Exercice à traiter — Recopiez sans rien modifier le passage de l'extrait sur l'amitié et l'ennemi politique, ci-dessous, qui va de « C’est en ces » à « minée de l’intérieur. ».

Extrait du texte —
↓

C’est en ces termes angoissés que Carl Schmitt, brillant juriste allemand et grand admirateur de Mussolini, invitait l’Allemagne à comprendre son destin dans les années 1920: nous, Allemands, vivons sous «l’œil du Russe», dont «la lucidité […] a percé à jour nos discours et nos institutions» et qui, ayant réalisé «l’alliance du socialisme et de l’âme slave», menace notre civilisation 1 Le regard du Soviétique, perçant et inquiétant, mettait à vif la légitimité de la république de Weimar, pluraliste et sociale, aussi bien dire minée de l’intérieur.
Ce qui définit l’ennemi politique, pensait Carl Schmitt, c’est le fait qu’aucune norme commune ne régit les conflits qui pourraient nous opposer à lui. C’est un pur étranger. Et c’est la reconnaissance de cette menace extérieure, brutale, factuelle, indiscutable, qui rendait selon lui nécessaire le seul programme digne de son époque: Make Germany Great Again. La brute se console des misères du monde et se venge de sa finitude dans une philosophie de la violence, de la destruction et de la guerre. Si d’aventure elle pense, c’est pour se dire que naissant tous inégaux, nous devenons tous égaux devant la mort. Sa philosophie est une forme sévère et austère de réalisme.
La loi de l’amitié suit un chemin plus escarpé, plus sinueux et plus exigeant spirituellement que celui qu’empruntent ces philosophies de la force. C’est un humanisme qui fait surgir la politique dès que l’on peut entrer en conflit sans devenir d’irréductibles ennemis. Il y a, dans le principe de l’amitié, une assomption de la fragilité humaine. Il y a aussi un abandon, puisqu’on accepte de se reconnaître dans l’autre. Quiconque prend le risque de s’attacher ainsi à d’autres individus convient de se laisser vaincre et briser par la vie. Reconnaître cela, ce n’est pas chercher une excuse pour refuser de combattre, ce n’est pas non plus une lâcheté. Au contraire, c’est concevoir l’imperfection et la vulnérabilité comme des moyens pour accomplir la justice et son humanité. Le groupe que l’on forme avec les autres est la seule façon que nous avons de frôler l’infini dans le monde fini qu’est le nôtre.
Les Guaraos, qui forment un peuple de pirogues et de hamacs, vivent dans le delta de l’Orénoque, un long fleuve qui serpente avec indolence les territoires du Venezuela et de la Colombie. Ils n’ont probablement pas lu La Boétie ou Aristote et n’ont que faire de Mussolini ou de Staline, mais ils possèdent la sagesse poétique des premiers âges de l’humanité. Les Guaraos, rappelle Eduardo Galeano, nomment le serpent a colliers «arc-en-ciel», le firmament, «la mer d’en haut», et pour dire «je pardonne», ils disent «j’oublie». Le Guarao dit aussi: «L’ami, mon autre cœur.»

↑

Enregistrements fournis —
↓

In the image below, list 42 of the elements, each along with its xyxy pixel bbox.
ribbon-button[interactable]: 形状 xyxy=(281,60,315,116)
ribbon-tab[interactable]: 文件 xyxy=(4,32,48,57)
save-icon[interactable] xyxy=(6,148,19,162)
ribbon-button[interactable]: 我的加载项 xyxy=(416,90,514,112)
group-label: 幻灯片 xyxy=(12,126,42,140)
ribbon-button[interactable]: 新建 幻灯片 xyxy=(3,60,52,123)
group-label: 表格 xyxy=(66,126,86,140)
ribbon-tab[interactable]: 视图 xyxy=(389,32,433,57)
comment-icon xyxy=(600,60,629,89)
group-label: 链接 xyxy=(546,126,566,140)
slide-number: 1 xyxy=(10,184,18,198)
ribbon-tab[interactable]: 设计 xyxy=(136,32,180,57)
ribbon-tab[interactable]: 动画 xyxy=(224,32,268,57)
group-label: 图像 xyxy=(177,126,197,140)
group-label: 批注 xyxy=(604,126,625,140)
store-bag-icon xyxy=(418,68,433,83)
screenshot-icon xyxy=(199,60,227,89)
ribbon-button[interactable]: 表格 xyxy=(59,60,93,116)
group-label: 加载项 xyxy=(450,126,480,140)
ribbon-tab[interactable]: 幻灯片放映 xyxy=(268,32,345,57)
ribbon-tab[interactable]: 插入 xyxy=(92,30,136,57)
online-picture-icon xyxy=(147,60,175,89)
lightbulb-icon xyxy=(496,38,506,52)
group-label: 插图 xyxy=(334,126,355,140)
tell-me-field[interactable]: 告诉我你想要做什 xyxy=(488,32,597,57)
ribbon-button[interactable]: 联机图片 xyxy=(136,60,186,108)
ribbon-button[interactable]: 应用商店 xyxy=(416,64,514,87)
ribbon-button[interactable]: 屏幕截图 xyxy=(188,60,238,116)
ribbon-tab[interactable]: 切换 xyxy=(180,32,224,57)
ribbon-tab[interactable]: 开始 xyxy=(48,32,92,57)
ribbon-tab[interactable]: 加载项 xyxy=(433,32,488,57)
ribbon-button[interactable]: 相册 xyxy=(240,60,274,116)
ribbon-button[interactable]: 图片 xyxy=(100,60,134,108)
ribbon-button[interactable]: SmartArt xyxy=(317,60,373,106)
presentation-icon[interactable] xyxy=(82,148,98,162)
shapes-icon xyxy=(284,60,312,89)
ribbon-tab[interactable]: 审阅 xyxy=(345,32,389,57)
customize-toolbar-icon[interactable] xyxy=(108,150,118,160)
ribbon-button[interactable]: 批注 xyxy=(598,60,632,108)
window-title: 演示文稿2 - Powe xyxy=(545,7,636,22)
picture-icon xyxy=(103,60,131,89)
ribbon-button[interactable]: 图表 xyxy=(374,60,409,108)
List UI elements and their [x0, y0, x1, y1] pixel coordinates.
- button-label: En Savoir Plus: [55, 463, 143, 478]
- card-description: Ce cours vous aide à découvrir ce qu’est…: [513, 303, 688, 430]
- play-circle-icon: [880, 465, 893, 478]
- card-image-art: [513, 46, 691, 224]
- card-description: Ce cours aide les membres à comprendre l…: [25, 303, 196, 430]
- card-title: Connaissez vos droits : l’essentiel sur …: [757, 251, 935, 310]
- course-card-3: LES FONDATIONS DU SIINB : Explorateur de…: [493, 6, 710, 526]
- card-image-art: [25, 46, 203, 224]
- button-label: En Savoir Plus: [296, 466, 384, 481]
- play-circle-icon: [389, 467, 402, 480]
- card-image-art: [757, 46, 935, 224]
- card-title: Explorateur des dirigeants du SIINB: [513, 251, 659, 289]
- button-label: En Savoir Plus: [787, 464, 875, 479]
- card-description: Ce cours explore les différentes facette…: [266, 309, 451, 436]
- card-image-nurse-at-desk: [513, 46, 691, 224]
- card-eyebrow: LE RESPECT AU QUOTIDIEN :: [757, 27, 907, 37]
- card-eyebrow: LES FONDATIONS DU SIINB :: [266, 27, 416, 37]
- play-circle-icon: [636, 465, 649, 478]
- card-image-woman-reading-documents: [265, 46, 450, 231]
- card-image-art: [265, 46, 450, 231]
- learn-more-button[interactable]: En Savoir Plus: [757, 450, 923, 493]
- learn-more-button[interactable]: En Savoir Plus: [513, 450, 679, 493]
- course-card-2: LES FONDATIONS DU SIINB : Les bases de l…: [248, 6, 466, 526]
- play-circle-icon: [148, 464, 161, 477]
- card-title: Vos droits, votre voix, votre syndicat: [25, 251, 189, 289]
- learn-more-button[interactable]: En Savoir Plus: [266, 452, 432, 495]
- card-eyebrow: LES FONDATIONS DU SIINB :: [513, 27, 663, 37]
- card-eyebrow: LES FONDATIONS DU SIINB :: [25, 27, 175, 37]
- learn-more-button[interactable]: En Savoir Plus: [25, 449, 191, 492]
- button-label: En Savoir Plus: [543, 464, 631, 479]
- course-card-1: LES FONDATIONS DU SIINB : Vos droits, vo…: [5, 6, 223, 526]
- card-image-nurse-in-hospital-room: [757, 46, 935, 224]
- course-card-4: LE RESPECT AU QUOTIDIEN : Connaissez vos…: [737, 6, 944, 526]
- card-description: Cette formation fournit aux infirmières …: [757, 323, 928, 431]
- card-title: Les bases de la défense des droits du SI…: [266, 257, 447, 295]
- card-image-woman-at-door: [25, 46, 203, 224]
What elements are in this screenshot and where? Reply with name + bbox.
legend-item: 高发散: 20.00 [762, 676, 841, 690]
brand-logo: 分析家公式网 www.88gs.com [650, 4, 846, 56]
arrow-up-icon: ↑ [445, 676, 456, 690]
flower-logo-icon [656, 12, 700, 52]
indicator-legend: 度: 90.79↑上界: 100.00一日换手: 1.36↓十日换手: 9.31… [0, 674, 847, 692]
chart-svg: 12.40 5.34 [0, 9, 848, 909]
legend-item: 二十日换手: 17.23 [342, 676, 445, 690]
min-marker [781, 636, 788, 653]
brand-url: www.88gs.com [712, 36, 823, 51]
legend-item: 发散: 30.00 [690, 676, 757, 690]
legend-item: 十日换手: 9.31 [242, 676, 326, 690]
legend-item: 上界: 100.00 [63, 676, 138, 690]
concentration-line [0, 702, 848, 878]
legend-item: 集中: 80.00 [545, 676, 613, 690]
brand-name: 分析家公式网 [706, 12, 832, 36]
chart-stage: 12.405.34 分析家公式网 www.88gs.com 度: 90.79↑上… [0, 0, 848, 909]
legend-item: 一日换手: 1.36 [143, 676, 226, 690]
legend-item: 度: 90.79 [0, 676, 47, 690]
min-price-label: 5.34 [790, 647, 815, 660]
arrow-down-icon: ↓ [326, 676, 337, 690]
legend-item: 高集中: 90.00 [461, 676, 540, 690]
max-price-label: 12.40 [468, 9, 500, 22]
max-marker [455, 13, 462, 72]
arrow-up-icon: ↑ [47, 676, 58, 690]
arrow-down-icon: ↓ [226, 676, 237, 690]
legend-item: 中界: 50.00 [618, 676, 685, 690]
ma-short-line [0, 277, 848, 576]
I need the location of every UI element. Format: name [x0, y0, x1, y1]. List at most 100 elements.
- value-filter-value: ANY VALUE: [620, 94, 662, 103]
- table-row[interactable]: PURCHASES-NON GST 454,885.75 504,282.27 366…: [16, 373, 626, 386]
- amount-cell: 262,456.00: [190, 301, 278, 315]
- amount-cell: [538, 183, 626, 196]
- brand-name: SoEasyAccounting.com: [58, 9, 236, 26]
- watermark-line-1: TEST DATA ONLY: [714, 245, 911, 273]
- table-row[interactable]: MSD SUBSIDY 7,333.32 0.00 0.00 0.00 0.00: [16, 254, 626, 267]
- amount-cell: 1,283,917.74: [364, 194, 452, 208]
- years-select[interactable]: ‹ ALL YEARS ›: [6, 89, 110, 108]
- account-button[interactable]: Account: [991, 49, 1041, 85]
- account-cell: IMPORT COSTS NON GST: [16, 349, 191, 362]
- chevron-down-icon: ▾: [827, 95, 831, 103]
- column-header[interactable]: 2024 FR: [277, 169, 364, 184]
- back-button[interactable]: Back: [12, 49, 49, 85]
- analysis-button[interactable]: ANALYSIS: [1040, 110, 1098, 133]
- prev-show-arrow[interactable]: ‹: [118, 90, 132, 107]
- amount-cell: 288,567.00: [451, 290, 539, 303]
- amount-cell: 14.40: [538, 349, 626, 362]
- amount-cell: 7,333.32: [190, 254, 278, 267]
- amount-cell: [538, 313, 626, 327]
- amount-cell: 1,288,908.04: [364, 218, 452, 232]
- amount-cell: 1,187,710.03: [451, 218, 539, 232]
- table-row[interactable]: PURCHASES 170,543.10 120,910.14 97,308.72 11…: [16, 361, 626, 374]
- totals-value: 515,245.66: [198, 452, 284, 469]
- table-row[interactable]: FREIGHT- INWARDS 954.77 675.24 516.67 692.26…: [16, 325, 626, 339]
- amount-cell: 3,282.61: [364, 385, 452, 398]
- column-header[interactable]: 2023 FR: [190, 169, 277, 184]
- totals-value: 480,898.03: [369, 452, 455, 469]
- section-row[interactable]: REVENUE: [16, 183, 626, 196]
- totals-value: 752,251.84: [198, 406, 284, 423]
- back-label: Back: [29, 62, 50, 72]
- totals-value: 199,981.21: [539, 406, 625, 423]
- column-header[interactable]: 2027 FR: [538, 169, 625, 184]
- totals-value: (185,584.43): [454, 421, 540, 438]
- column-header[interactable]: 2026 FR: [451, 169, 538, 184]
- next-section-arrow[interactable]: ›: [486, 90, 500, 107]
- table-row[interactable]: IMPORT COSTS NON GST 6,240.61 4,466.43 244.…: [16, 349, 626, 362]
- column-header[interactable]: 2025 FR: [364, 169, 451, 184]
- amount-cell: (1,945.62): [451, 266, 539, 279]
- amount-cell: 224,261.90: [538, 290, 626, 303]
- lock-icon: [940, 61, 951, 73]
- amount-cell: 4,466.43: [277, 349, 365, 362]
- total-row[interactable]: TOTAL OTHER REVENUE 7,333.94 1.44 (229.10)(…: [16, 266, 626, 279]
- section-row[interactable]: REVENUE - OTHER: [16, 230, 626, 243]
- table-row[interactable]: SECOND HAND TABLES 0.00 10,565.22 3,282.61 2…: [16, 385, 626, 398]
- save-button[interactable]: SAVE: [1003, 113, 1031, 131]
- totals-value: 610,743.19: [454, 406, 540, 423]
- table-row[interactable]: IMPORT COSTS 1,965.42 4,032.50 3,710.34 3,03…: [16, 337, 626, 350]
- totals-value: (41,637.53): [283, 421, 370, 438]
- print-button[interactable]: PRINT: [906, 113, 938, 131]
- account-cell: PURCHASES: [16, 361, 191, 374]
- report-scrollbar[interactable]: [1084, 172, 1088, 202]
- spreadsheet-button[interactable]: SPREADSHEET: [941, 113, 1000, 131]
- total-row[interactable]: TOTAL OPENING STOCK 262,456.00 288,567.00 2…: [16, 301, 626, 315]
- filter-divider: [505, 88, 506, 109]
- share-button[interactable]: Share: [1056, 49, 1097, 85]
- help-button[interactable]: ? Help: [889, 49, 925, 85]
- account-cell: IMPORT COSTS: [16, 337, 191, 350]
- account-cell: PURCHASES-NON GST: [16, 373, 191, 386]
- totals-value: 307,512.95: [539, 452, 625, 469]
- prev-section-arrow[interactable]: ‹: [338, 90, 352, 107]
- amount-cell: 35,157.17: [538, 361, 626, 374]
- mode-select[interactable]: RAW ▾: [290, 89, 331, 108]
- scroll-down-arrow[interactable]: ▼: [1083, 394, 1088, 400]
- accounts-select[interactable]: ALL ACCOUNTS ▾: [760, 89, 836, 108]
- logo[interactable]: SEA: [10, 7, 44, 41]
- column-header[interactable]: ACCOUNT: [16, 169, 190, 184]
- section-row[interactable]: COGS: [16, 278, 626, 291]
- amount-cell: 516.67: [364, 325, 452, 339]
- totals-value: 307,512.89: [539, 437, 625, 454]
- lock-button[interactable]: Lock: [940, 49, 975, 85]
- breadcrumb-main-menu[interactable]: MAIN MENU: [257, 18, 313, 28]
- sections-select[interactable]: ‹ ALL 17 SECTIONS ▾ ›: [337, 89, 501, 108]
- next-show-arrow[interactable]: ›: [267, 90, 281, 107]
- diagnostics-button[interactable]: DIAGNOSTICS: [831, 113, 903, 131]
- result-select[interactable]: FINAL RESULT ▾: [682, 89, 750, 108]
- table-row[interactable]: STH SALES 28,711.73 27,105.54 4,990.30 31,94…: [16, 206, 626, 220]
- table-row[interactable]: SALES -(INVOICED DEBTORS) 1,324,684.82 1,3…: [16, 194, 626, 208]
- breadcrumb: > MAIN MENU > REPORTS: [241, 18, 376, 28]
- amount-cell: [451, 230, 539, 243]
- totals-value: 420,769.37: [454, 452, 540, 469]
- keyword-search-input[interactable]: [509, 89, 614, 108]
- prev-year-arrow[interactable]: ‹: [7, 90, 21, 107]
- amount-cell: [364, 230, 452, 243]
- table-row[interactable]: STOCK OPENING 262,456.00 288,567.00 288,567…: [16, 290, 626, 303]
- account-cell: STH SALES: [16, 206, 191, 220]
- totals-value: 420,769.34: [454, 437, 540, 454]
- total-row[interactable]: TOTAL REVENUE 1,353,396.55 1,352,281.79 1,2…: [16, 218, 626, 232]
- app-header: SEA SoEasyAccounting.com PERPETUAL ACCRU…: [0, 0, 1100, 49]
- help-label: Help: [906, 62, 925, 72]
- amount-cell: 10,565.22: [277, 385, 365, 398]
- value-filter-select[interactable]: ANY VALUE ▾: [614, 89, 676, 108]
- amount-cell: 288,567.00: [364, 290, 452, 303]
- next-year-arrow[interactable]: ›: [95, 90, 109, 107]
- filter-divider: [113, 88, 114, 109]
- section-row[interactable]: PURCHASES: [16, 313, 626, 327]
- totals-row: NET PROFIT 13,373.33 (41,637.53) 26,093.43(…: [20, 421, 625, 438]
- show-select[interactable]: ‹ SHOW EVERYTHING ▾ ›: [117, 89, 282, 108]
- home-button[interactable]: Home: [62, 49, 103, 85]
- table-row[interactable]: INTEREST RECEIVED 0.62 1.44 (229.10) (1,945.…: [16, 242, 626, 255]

↑

Réponse à l'exercice —
C’est en ces termes angoissés que Carl Schmitt, brillant juriste allemand et grand admirateur de Mussolini, invitait l’Allemagne à comprendre son destin dans les années 1920: nous, Allemands, vivons sous «l’œil du Russe», dont «la lucidité […] a percé à jour nos discours et nos institutions» et qui, ayant réalisé «l’alliance du socialisme et de l’âme slave», menace notre civilisation 1 Le regard du Soviétique, perçant et inquiétant, mettait à vif la légitimité de la république de Weimar, pluraliste et sociale, aussi bien dire minée de l’intérieur.